WHAT NEEDS TO BE DONE: Gather all lines in the entries below that include the word "основной".

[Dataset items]
[Start]

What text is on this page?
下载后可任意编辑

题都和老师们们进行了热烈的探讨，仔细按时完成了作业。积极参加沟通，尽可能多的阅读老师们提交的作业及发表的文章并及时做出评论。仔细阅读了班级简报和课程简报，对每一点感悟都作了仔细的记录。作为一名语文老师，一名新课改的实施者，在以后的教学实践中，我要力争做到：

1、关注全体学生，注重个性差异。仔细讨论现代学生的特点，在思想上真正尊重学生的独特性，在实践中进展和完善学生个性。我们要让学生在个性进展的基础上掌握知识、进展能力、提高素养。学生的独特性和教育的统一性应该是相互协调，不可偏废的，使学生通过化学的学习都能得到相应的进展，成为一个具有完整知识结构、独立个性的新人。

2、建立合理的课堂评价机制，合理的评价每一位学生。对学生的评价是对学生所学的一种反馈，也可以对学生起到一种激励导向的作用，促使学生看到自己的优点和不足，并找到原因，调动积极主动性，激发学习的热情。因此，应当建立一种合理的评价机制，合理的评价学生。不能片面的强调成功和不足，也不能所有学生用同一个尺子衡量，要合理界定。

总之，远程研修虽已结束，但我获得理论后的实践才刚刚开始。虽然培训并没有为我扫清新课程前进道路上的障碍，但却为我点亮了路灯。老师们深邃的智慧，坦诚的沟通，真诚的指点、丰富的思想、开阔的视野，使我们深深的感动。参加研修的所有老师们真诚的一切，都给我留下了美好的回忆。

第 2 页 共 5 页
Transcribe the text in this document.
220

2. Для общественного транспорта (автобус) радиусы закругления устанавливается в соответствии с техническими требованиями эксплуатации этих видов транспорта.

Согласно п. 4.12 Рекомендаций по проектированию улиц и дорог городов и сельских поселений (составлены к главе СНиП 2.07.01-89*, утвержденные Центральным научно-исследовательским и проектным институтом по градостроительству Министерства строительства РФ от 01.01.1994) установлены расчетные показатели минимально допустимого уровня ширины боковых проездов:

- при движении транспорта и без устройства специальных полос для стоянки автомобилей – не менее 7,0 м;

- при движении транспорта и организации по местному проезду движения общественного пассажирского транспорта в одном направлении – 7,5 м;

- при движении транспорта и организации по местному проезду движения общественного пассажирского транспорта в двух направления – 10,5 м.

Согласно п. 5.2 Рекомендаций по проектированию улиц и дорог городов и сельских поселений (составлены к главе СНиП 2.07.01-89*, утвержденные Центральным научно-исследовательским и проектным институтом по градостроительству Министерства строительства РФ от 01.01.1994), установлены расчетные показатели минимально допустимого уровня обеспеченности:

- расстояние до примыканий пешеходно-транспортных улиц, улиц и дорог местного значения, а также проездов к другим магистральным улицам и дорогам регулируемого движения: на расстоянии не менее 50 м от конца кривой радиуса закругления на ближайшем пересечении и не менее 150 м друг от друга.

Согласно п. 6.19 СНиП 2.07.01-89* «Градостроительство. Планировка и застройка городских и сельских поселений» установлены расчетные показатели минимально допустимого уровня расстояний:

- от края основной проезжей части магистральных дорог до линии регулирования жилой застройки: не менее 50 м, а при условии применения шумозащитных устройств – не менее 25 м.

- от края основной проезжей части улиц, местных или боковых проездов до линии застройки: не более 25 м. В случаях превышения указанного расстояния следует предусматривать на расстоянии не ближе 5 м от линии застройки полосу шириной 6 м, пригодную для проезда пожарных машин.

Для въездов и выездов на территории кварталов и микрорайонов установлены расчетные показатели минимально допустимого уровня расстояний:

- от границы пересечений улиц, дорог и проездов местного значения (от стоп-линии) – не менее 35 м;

[End]

ANSWER FOR THE TASK:
- от края основной проезжей части магистральных дорог до линии регулирования жилой застройки: не менее 50 м, а при условии применения шумозащитных устройств – не менее 25 м.
- от края основной проезжей части улиц, местных или боковых проездов до линии застройки: не более 25 м. В случаях превышения указанного расстояния следует предусматривать на расстоянии не ближе 5 м от линии застройки полосу шириной 6 м, пригодную для проезда пожарных машин.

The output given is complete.